— start DATA —

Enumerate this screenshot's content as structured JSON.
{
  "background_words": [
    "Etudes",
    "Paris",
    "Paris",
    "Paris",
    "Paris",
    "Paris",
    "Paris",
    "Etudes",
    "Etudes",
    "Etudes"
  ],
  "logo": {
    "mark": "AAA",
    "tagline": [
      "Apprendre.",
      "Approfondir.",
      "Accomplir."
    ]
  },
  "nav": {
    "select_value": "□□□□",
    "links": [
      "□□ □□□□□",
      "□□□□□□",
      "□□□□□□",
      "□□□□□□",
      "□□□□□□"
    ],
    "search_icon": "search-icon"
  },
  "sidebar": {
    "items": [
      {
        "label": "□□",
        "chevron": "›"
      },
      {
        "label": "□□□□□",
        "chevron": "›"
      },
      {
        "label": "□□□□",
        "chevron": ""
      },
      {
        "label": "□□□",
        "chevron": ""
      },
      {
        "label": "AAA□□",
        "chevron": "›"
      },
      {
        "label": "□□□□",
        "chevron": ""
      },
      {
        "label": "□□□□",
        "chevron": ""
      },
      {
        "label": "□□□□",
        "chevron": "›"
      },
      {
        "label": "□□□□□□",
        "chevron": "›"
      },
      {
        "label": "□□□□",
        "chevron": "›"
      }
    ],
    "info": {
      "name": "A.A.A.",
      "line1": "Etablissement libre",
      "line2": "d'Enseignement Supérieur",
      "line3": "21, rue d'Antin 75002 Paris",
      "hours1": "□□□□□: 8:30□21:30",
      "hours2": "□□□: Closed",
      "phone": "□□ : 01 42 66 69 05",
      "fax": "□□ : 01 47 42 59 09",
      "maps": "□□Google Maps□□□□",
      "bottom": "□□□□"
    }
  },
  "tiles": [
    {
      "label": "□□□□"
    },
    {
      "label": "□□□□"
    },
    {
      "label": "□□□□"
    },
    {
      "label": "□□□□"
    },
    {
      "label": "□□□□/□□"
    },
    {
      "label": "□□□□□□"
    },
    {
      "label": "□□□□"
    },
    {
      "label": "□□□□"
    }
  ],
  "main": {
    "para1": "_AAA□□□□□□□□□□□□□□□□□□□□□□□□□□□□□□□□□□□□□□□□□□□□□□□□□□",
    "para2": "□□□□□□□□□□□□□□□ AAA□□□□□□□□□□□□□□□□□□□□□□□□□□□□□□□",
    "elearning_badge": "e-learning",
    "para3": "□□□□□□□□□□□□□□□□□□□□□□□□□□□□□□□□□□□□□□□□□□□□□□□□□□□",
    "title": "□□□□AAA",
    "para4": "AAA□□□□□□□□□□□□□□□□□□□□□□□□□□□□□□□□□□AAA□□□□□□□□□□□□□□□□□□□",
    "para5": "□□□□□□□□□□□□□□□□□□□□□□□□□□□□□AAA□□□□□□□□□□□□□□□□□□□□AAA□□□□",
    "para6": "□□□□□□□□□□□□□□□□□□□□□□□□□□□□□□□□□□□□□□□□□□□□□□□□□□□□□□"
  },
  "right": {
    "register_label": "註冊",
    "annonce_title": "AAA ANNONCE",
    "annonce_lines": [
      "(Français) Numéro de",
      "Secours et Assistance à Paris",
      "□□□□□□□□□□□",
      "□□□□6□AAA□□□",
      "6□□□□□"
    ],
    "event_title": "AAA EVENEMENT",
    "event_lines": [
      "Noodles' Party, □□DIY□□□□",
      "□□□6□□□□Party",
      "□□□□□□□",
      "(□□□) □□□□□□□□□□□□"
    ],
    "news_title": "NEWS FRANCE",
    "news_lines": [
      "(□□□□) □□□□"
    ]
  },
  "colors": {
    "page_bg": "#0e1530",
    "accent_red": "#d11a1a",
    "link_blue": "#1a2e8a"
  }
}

— end DATA —

→ WRITTEN INSTRUCTION
Restate the whole of the material exactly.

→ EXERCISE OUTPUT
Enumerate this screenshot's content as structured JSON.
{
  "background_words": [
    "Etudes",
    "Paris",
    "Paris",
    "Paris",
    "Paris",
    "Paris",
    "Paris",
    "Etudes",
    "Etudes",
    "Etudes"
  ],
  "logo": {
    "mark": "AAA",
    "tagline": [
      "Apprendre.",
      "Approfondir.",
      "Accomplir."
    ]
  },
  "nav": {
    "select_value": "□□□□",
    "links": [
      "□□ □□□□□",
      "□□□□□□",
      "□□□□□□",
      "□□□□□□",
      "□□□□□□"
    ],
    "search_icon": "search-icon"
  },
  "sidebar": {
    "items": [
      {
        "label": "□□",
        "chevron": "›"
      },
      {
        "label": "□□□□□",
        "chevron": "›"
      },
      {
        "label": "□□□□",
        "chevron": ""
      },
      {
        "label": "□□□",
        "chevron": ""
      },
      {
        "label": "AAA□□",
        "chevron": "›"
      },
      {
        "label": "□□□□",
        "chevron": ""
      },
      {
        "label": "□□□□",
        "chevron": ""
      },
      {
        "label": "□□□□",
        "chevron": "›"
      },
      {
        "label": "□□□□□□",
        "chevron": "›"
      },
      {
        "label": "□□□□",
        "chevron": "›"
      }
    ],
    "info": {
      "name": "A.A.A.",
      "line1": "Etablissement libre",
      "line2": "d'Enseignement Supérieur",
      "line3": "21, rue d'Antin 75002 Paris",
      "hours1": "□□□□□: 8:30□21:30",
      "hours2": "□□□: Closed",
      "phone": "□□ : 01 42 66 69 05",
      "fax": "□□ : 01 47 42 59 09",
      "maps": "□□Google Maps□□□□",
      "bottom": "□□□□"
    }
  },
  "tiles": [
    {
      "label": "□□□□"
    },
    {
      "label": "□□□□"
    },
    {
      "label": "□□□□"
    },
    {
      "label": "□□□□"
    },
    {
      "label": "□□□□/□□"
    },
    {
      "label": "□□□□□□"
    },
    {
      "label": "□□□□"
    },
    {
      "label": "□□□□"
    }
  ],
  "main": {
    "para1": "_AAA□□□□□□□□□□□□□□□□□□□□□□□□□□□□□□□□□□□□□□□□□□□□□□□□□□",
    "para2": "□□□□□□□□□□□□□□□ AAA□□□□□□□□□□□□□□□□□□□□□□□□□□□□□□□",
    "elearning_badge": "e-learning",
    "para3": "□□□□□□□□□□□□□□□□□□□□□□□□□□□□□□□□□□□□□□□□□□□□□□□□□□□",
    "title": "□□□□AAA",
    "para4": "AAA□□□□□□□□□□□□□□□□□□□□□□□□□□□□□□□□□□AAA□□□□□□□□□□□□□□□□□□□",
    "para5": "□□□□□□□□□□□□□□□□□□□□□□□□□□□□□AAA□□□□□□□□□□□□□□□□□□□□AAA□□□□",
    "para6": "□□□□□□□□□□□□□□□□□□□□□□□□□□□□□□□□□□□□□□□□□□□□□□□□□□□□□□"
  },
  "right": {
    "register_label": "註冊",
    "annonce_title": "AAA ANNONCE",
    "annonce_lines": [
      "(Français) Numéro de",
      "Secours et Assistance à Paris",
      "□□□□□□□□□□□",
      "□□□□6□AAA□□□",
      "6□□□□□"
    ],
    "event_title": "AAA EVENEMENT",
    "event_lines": [
      "Noodles' Party, □□DIY□□□□",
      "□□□6□□□□Party",
      "□□□□□□□",
      "(□□□) □□□□□□□□□□□□"
    ],
    "news_title": "NEWS FRANCE",
    "news_lines": [
      "(□□□□) □□□□"
    ]
  },
  "colors": {
    "page_bg": "#0e1530",
    "accent_red": "#d11a1a",
    "link_blue": "#1a2e8a"
  }
}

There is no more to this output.